— Start of SOURCE RECORDS —

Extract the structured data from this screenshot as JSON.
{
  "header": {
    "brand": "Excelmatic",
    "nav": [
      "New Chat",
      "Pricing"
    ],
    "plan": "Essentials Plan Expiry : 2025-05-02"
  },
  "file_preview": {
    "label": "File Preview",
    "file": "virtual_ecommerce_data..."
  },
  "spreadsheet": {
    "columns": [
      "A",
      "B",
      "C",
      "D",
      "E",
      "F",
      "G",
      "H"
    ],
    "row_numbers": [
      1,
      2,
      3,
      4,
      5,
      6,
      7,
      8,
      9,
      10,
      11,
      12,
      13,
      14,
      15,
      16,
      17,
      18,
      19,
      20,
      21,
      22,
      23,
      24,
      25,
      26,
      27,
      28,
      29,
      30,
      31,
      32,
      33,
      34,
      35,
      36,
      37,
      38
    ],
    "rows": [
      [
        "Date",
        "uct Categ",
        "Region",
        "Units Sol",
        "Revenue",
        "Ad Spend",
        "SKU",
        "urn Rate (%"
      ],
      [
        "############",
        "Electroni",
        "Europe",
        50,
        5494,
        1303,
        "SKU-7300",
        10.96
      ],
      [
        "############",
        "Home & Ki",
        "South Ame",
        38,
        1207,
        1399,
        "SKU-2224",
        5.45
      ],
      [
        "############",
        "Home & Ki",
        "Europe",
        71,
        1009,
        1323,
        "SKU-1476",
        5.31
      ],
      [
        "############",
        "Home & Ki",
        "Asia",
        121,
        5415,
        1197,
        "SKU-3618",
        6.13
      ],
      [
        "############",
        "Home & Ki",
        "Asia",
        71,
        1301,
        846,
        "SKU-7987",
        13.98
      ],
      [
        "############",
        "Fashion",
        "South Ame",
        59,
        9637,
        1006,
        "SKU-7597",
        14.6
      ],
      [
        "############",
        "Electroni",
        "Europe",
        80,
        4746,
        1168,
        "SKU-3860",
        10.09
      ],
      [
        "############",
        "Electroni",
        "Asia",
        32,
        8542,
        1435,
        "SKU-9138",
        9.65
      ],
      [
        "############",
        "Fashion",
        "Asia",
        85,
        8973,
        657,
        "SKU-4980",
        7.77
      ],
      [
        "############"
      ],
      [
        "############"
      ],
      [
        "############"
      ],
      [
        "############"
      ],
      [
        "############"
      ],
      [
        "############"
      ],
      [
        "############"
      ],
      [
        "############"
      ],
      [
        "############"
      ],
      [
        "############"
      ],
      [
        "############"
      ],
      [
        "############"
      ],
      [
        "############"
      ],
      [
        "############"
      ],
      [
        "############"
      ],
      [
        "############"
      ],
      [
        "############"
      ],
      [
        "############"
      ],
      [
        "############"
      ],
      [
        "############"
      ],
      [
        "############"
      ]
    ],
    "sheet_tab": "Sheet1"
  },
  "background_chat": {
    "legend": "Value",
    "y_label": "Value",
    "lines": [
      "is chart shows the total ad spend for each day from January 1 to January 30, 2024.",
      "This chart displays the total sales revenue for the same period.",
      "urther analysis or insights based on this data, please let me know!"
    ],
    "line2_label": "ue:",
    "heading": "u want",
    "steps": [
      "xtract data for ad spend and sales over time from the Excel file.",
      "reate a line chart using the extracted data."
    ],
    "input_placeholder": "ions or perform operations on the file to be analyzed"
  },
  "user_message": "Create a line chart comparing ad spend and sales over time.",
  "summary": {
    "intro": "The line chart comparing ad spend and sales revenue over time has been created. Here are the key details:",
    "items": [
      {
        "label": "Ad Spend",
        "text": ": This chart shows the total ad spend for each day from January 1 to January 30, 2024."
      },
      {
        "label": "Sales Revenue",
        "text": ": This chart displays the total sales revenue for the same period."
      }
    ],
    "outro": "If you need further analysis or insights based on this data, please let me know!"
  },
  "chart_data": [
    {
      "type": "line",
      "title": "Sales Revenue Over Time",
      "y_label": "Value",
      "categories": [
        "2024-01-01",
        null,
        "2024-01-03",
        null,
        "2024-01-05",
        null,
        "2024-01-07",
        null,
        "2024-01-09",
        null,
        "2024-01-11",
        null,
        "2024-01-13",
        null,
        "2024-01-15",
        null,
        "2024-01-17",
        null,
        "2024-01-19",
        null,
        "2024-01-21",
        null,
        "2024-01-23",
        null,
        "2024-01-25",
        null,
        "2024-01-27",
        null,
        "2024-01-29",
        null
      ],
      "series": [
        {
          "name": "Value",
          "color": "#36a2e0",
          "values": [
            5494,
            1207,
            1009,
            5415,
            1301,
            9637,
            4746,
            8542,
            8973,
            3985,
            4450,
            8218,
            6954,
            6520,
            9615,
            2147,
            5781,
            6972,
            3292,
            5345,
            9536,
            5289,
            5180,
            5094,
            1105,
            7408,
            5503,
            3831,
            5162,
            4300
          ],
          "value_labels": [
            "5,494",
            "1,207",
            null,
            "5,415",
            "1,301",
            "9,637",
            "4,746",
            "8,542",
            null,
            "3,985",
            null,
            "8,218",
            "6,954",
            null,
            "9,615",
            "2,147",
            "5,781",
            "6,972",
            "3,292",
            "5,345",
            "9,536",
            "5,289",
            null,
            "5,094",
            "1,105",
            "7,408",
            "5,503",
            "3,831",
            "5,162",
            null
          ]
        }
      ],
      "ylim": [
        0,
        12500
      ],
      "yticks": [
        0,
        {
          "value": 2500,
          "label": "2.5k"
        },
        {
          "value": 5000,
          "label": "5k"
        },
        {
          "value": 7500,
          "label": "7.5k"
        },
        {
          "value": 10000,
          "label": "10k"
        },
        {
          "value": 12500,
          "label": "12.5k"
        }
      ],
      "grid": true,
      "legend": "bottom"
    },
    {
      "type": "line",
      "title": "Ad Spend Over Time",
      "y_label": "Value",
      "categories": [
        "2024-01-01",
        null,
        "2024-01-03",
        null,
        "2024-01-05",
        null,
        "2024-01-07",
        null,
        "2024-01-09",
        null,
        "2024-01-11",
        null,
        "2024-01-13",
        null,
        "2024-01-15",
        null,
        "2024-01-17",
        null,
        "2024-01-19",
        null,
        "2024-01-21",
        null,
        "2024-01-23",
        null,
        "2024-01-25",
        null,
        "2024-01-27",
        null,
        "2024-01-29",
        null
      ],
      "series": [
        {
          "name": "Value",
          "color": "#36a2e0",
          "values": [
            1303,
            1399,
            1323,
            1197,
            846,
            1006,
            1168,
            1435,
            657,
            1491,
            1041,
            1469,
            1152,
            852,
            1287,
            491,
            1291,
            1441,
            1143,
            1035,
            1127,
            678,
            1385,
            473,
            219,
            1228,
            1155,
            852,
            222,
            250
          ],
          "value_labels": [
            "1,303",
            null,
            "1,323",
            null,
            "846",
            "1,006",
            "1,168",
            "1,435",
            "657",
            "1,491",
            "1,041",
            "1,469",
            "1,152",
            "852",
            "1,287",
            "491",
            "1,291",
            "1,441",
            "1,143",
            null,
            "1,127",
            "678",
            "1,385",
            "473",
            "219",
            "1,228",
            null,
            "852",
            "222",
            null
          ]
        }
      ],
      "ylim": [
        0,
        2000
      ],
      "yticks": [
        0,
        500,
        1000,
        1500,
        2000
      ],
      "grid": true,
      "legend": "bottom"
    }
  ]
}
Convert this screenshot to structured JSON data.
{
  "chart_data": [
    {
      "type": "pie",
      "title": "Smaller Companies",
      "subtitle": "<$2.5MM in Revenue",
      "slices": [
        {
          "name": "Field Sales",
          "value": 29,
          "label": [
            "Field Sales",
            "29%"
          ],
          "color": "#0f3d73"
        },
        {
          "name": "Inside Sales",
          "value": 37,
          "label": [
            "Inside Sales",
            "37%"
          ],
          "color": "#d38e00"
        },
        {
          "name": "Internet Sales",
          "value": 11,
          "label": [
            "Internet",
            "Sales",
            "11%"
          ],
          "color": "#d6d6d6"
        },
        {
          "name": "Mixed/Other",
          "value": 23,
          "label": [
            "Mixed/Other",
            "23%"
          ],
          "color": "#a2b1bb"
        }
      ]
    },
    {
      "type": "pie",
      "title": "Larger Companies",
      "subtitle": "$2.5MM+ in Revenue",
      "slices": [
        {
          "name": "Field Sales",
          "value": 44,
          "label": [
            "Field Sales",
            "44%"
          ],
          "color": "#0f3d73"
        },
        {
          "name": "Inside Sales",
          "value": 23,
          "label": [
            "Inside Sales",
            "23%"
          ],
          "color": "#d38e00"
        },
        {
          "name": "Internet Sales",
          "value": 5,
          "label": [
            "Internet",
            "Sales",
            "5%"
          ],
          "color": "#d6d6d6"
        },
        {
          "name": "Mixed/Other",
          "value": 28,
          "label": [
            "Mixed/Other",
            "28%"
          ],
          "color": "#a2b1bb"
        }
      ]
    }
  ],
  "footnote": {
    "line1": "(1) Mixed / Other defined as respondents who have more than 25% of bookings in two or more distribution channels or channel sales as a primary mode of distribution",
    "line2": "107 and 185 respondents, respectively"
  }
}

— End of SOURCE RECORDS —

Lines that hold "please" are the ones to copy; find all of them.

__THE RESPONSE__.
      "urther analysis or insights based on this data, please let me know!"
    "outro": "If you need further analysis or insights based on this data, please let me know!"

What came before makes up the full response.